- [What you have to do]: Find every line below that contains the word "JSON" and copy it out.

- [Source data]:
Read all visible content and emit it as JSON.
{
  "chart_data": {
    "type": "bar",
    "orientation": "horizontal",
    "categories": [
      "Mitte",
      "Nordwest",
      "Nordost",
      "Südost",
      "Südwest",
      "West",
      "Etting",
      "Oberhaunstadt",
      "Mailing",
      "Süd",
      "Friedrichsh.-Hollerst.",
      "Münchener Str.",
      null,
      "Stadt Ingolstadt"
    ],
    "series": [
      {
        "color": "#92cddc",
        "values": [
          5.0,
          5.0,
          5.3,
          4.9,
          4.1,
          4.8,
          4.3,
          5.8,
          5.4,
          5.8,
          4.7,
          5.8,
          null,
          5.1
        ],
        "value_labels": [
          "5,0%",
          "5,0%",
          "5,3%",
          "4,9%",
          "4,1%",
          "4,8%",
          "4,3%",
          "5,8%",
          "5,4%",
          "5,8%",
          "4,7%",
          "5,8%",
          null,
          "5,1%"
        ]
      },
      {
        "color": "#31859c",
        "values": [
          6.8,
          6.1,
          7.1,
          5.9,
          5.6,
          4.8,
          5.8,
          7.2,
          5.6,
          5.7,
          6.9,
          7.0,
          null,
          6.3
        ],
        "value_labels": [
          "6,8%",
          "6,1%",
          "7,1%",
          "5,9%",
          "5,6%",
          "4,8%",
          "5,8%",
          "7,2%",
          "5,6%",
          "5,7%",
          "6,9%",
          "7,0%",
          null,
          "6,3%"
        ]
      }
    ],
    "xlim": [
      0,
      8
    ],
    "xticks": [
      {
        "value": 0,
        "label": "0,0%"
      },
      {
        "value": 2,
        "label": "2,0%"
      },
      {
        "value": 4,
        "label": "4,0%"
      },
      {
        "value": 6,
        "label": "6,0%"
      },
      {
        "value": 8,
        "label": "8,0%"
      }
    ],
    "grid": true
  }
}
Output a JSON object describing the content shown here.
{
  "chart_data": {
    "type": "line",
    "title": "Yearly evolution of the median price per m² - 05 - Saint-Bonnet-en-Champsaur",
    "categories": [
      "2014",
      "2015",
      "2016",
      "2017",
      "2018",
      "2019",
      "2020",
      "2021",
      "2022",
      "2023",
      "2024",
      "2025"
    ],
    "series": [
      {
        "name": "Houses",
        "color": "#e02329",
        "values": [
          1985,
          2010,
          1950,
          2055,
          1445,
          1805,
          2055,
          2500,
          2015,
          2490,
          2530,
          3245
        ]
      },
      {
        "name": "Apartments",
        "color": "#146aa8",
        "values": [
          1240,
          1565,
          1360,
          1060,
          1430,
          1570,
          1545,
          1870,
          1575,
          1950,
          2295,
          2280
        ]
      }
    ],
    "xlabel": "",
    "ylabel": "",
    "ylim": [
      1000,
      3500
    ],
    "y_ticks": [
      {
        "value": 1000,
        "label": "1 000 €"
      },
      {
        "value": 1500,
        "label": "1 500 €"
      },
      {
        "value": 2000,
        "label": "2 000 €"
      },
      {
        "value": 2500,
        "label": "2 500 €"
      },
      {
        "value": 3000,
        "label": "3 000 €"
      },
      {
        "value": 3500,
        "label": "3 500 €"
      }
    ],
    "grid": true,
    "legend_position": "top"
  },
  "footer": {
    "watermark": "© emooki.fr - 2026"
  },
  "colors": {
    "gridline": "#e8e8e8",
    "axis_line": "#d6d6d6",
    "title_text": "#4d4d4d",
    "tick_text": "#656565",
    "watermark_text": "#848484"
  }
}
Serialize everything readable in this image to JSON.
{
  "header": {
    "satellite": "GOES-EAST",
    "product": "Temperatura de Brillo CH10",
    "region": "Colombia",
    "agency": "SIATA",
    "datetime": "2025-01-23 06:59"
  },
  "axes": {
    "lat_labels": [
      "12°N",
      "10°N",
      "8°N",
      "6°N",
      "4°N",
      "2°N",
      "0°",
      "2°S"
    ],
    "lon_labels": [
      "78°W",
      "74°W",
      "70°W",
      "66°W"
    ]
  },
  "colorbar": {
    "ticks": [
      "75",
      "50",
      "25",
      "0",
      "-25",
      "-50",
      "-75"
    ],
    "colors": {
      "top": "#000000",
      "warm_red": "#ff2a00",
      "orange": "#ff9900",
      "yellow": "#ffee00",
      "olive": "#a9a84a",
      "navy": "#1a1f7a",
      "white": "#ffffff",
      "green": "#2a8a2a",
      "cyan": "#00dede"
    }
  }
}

- [Answer to the problem]:
Read all visible content and emit it as JSON.
Output a JSON object describing the content shown here.
Serialize everything readable in this image to JSON.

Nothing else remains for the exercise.